Only a number is wanted: the count of lines in this listing that contain "externa".

■ Material for this exercise ■
## START

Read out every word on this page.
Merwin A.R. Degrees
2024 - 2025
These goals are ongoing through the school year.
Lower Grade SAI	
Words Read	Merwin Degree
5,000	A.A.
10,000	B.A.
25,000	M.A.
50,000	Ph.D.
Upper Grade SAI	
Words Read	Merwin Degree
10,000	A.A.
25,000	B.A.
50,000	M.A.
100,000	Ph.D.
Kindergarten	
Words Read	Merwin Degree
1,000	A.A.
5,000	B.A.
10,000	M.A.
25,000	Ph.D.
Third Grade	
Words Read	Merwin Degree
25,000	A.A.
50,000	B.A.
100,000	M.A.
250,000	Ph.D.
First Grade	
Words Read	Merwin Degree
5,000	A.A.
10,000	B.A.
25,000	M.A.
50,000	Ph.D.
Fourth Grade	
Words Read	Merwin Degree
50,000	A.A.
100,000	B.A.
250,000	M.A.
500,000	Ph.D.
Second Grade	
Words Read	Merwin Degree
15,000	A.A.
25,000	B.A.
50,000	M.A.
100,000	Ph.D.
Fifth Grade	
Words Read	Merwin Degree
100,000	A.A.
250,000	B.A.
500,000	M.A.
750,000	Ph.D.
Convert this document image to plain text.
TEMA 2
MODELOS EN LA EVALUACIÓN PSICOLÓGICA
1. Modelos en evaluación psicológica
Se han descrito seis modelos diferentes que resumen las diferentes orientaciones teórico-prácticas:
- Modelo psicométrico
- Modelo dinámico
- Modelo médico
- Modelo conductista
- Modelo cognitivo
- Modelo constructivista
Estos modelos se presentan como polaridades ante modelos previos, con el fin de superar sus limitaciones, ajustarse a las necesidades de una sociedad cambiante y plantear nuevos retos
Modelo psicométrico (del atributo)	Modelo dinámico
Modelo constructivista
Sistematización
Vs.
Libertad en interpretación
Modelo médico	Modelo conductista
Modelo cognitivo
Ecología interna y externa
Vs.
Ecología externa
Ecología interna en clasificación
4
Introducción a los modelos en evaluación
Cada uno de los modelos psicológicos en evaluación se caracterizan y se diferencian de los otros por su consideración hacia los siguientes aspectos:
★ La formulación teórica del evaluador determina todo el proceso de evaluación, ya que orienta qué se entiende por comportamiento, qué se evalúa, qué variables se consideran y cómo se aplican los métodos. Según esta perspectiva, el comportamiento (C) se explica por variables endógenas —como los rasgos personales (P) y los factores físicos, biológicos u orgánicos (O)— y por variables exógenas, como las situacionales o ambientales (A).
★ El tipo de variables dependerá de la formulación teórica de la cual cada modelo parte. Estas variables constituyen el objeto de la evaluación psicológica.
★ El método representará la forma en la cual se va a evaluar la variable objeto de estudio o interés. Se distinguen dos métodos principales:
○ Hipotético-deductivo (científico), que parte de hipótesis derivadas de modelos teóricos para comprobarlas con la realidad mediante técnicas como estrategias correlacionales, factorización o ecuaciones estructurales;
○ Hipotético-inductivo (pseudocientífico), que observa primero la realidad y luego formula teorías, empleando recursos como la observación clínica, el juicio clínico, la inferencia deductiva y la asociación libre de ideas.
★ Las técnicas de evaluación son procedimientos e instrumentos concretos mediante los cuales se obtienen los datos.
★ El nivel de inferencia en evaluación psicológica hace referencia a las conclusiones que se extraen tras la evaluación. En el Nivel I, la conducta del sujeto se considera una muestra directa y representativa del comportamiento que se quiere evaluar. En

## END
## START

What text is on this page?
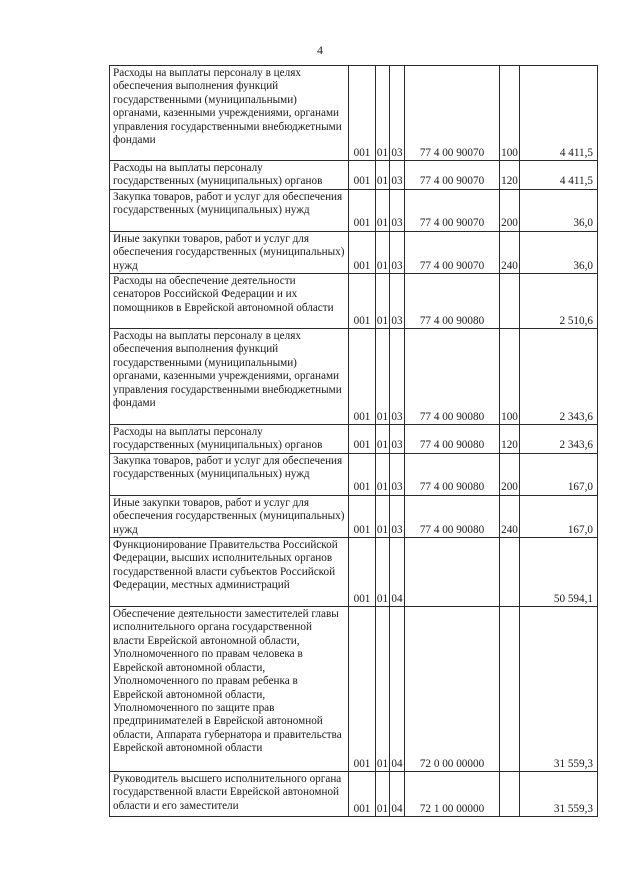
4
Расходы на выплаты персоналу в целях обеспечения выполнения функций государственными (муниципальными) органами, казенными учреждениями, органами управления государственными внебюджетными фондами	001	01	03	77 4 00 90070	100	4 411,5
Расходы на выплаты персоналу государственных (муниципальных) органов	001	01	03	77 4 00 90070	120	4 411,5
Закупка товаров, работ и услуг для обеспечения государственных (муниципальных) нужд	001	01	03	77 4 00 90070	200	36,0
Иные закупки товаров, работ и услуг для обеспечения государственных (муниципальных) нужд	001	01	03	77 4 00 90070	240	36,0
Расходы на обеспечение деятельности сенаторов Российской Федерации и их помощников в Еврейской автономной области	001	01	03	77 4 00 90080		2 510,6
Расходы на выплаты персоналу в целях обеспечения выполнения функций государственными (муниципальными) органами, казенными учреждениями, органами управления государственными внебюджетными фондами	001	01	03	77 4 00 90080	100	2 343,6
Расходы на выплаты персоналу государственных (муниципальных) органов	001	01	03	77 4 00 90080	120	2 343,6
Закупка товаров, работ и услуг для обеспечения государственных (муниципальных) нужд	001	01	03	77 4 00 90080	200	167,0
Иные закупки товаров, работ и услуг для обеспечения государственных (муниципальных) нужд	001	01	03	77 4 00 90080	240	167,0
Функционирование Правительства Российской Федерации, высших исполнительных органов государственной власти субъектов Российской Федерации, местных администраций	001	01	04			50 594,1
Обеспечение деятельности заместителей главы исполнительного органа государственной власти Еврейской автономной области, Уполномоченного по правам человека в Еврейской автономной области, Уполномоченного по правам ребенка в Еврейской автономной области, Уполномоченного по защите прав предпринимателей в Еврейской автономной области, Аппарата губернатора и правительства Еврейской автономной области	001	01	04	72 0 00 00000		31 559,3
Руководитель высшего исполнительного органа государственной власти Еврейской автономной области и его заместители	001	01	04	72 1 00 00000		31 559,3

## END
## START

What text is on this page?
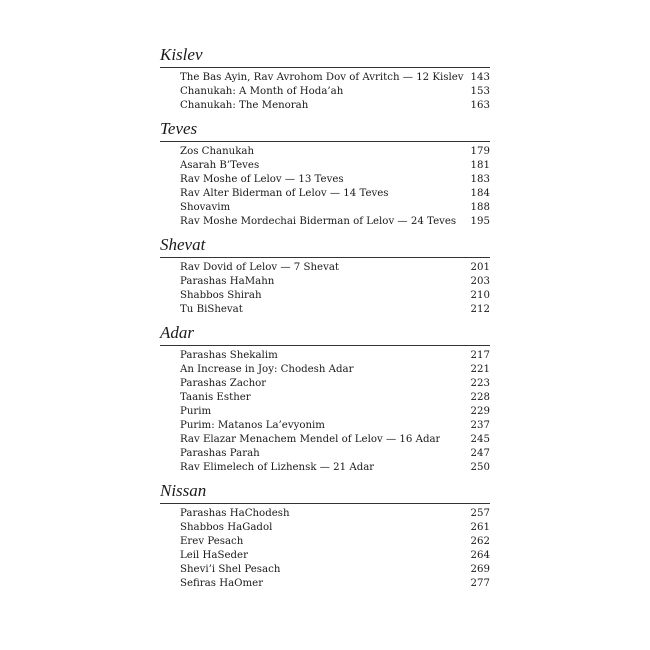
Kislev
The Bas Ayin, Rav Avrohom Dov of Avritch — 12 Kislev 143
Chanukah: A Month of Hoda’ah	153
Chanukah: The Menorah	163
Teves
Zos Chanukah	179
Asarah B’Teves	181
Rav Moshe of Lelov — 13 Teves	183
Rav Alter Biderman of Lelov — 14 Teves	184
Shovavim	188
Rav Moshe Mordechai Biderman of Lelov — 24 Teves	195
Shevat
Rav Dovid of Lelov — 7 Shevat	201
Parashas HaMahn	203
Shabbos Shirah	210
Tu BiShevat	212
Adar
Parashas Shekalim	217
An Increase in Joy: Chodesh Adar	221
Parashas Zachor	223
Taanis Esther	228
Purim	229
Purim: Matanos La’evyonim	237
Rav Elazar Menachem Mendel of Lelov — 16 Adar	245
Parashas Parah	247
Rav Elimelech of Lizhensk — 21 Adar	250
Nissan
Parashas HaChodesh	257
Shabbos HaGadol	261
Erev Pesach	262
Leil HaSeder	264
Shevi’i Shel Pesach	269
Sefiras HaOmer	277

## END

■ Exercise response ■
2